STATED TASK => Only the run of lines from the one containing "Parse this screenshot: output" through the last line should be returned, exactly as written.

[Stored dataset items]

********

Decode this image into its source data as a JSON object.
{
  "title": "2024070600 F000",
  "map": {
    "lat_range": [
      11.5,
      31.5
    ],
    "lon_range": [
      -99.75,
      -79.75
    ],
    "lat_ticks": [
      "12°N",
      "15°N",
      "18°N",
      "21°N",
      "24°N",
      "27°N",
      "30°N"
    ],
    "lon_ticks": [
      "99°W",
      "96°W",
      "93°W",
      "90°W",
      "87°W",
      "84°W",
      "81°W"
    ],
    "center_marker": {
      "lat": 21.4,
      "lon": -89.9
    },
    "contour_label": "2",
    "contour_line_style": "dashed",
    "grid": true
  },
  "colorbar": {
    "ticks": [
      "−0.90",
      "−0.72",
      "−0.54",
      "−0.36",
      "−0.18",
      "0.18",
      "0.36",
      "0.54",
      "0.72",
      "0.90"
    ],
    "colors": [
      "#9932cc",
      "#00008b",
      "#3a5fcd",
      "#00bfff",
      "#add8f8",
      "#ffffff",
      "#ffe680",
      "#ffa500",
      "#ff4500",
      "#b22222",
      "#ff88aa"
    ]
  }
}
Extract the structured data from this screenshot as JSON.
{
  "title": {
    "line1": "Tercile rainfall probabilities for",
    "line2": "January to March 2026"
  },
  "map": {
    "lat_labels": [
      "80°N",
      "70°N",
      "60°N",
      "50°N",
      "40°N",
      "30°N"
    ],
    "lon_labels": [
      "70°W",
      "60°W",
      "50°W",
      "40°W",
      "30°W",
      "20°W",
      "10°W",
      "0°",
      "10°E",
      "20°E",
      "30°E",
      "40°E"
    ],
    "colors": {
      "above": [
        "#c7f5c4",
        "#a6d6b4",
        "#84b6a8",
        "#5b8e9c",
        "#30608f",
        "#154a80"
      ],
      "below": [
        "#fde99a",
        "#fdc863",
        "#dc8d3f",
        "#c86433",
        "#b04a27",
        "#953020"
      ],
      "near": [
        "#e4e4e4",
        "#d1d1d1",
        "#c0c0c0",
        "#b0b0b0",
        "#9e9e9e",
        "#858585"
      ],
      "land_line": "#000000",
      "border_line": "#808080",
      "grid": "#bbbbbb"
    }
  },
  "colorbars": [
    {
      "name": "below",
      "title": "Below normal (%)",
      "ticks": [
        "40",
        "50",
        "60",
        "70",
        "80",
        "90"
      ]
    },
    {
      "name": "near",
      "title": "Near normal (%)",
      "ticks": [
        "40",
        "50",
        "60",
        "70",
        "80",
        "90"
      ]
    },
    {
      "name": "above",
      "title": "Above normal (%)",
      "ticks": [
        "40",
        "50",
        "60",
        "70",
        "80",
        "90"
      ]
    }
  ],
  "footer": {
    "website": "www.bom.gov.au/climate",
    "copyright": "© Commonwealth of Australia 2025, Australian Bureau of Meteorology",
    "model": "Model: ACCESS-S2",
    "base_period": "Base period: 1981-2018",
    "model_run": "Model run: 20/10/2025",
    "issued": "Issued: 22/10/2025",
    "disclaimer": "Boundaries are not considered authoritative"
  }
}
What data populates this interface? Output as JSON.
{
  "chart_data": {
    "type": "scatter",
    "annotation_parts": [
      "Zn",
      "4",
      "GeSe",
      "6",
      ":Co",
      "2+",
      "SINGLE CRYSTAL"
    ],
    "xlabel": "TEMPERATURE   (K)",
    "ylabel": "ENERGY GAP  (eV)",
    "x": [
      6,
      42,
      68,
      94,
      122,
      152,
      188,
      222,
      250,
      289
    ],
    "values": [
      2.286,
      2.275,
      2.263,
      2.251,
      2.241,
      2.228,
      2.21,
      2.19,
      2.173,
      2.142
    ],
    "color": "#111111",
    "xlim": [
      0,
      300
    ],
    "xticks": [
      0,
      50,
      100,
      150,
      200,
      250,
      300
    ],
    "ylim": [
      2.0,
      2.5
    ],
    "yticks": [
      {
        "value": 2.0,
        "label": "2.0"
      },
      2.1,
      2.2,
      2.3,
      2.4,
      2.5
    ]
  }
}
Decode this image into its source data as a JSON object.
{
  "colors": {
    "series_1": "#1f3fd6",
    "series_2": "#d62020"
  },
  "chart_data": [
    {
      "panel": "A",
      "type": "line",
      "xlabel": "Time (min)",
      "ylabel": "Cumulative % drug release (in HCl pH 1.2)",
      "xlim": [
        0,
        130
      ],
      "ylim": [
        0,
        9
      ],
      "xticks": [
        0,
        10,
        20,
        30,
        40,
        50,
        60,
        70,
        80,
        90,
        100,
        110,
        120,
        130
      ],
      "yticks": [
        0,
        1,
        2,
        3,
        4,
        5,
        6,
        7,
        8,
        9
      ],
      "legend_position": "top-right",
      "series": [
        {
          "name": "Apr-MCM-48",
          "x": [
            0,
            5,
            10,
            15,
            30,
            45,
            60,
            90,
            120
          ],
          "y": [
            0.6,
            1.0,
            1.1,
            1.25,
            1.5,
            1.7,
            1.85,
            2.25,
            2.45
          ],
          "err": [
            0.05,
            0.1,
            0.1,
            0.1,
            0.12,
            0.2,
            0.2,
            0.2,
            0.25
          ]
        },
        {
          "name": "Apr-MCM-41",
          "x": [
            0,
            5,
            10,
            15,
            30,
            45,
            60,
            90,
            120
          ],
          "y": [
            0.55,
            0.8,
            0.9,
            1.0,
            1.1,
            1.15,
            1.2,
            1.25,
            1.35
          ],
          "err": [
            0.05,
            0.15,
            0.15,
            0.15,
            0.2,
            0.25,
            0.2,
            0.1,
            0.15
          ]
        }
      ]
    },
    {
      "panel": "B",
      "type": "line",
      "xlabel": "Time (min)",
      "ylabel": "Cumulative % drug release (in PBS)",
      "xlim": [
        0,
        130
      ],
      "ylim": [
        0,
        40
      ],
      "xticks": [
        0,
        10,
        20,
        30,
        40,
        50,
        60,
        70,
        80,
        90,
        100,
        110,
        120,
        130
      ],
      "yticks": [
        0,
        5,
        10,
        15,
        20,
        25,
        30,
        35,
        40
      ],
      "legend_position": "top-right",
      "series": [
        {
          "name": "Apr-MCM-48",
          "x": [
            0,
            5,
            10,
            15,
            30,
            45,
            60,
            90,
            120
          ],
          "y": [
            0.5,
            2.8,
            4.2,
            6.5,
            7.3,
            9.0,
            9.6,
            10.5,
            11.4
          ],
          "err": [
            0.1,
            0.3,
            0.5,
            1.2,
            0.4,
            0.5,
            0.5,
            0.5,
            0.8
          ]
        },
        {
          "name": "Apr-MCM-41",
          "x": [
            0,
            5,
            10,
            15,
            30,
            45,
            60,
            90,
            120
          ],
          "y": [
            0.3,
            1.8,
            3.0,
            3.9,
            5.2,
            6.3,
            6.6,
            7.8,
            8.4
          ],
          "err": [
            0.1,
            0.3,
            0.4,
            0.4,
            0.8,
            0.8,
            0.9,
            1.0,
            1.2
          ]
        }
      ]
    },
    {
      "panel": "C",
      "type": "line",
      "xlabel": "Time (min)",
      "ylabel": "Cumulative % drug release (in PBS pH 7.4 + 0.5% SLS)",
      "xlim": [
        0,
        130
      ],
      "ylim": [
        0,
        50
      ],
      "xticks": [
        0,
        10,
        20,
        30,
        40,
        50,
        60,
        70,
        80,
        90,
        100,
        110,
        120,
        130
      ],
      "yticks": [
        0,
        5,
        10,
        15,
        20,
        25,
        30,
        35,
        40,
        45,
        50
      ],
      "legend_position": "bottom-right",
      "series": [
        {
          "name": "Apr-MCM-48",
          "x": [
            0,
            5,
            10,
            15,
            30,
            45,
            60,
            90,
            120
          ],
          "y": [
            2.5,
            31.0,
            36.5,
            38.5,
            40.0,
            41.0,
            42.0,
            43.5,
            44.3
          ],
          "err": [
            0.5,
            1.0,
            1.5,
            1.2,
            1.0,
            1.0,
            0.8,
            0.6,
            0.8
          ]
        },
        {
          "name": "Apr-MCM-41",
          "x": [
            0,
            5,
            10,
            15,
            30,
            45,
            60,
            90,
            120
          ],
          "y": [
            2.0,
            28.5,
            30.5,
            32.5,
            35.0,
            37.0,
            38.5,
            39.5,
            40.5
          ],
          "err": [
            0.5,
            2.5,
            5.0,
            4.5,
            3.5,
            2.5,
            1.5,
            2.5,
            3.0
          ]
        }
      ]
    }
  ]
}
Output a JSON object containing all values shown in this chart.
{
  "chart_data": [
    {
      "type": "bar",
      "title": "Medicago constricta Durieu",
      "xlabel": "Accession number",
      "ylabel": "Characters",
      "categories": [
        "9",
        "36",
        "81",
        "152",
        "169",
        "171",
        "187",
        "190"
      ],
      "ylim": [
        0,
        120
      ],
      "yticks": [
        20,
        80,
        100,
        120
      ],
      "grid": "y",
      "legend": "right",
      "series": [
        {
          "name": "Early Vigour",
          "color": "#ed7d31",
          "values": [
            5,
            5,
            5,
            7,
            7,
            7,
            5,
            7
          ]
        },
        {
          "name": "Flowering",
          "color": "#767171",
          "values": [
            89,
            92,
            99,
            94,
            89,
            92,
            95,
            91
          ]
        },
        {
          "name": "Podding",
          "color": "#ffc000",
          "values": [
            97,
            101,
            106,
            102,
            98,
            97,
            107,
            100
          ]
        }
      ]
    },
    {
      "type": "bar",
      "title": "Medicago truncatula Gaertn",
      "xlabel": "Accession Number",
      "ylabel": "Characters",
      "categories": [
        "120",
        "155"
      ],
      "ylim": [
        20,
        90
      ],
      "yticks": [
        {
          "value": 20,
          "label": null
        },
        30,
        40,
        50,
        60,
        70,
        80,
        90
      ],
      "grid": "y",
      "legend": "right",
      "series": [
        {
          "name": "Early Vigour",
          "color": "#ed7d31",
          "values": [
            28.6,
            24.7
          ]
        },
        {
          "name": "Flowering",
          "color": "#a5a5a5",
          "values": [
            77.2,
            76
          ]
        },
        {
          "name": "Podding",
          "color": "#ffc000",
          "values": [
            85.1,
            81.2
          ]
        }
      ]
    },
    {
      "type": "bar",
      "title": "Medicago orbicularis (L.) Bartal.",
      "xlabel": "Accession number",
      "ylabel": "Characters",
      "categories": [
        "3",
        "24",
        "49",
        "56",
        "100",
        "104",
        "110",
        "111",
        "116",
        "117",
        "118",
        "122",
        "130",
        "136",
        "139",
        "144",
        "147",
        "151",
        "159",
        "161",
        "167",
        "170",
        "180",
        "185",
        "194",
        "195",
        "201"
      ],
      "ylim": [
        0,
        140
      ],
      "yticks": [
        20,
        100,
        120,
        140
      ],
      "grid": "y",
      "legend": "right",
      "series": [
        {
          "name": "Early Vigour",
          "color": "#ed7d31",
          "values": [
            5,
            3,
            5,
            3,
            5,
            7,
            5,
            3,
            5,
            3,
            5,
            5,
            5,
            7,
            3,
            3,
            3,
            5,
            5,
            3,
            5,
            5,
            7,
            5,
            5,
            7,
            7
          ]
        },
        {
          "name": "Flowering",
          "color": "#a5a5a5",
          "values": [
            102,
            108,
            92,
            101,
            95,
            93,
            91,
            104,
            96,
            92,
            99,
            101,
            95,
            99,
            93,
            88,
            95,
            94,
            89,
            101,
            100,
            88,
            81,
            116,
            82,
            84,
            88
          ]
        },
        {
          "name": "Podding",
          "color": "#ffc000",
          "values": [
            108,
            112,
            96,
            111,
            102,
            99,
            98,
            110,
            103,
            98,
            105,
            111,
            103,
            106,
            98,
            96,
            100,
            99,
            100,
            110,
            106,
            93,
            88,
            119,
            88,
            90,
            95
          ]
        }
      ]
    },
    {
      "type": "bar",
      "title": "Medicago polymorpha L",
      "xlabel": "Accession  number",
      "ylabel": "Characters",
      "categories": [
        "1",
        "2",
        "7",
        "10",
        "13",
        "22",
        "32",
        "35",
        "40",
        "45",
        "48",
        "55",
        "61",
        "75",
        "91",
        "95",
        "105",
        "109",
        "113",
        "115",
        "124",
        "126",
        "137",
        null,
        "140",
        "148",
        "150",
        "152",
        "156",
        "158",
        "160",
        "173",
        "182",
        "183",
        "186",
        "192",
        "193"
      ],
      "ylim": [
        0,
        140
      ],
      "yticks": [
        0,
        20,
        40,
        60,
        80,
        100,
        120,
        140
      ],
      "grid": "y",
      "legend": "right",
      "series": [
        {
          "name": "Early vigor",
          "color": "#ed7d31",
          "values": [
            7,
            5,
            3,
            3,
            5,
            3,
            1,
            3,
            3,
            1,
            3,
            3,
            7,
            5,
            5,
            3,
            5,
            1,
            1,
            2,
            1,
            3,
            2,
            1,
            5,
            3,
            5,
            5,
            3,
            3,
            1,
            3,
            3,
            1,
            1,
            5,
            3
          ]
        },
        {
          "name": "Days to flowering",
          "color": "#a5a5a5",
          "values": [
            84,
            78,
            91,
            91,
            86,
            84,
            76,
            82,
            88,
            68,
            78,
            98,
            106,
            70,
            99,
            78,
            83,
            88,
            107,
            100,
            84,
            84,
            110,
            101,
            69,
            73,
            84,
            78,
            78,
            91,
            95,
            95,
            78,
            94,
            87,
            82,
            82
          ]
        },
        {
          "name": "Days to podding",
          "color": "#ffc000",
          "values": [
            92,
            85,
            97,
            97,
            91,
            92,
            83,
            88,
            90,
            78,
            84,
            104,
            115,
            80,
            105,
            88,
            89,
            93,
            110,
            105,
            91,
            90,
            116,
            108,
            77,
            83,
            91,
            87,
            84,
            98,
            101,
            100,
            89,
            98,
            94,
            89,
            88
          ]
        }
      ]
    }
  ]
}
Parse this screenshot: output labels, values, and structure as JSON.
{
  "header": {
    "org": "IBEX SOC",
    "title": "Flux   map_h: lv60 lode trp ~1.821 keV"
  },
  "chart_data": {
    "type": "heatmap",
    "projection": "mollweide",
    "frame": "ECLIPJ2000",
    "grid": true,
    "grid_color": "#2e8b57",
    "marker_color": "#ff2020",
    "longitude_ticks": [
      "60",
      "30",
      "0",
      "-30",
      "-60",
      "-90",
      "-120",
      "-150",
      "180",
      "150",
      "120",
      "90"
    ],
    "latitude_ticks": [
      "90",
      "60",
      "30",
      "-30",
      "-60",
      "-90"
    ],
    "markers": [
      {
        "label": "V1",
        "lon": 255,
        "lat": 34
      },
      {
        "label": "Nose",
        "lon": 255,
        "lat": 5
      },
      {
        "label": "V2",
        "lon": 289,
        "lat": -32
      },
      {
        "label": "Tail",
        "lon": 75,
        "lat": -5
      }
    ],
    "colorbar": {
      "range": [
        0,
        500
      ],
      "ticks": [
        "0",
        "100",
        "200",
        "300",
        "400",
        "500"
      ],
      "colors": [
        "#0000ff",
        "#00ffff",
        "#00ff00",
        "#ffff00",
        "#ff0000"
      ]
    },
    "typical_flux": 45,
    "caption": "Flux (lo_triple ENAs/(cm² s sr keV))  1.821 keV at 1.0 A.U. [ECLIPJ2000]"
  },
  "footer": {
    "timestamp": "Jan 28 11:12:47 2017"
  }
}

********

EXERCISE RESULT =>
Parse this screenshot: output labels, values, and structure as JSON.
{
  "header": {
    "org": "IBEX SOC",
    "title": "Flux   map_h: lv60 lode trp ~1.821 keV"
  },
  "chart_data": {
    "type": "heatmap",
    "projection": "mollweide",
    "frame": "ECLIPJ2000",
    "grid": true,
    "grid_color": "#2e8b57",
    "marker_color": "#ff2020",
    "longitude_ticks": [
      "60",
      "30",
      "0",
      "-30",
      "-60",
      "-90",
      "-120",
      "-150",
      "180",
      "150",
      "120",
      "90"
    ],
    "latitude_ticks": [
      "90",
      "60",
      "30",
      "-30",
      "-60",
      "-90"
    ],
    "markers": [
      {
        "label": "V1",
        "lon": 255,
        "lat": 34
      },
      {
        "label": "Nose",
        "lon": 255,
        "lat": 5
      },
      {
        "label": "V2",
        "lon": 289,
        "lat": -32
      },
      {
        "label": "Tail",
        "lon": 75,
        "lat": -5
      }
    ],
    "colorbar": {
      "range": [
        0,
        500
      ],
      "ticks": [
        "0",
        "100",
        "200",
        "300",
        "400",
        "500"
      ],
      "colors": [
        "#0000ff",
        "#00ffff",
        "#00ff00",
        "#ffff00",
        "#ff0000"
      ]
    },
    "typical_flux": 45,
    "caption": "Flux (lo_triple ENAs/(cm² s sr keV))  1.821 keV at 1.0 A.U. [ECLIPJ2000]"
  },
  "footer": {
    "timestamp": "Jan 28 11:12:47 2017"
  }
}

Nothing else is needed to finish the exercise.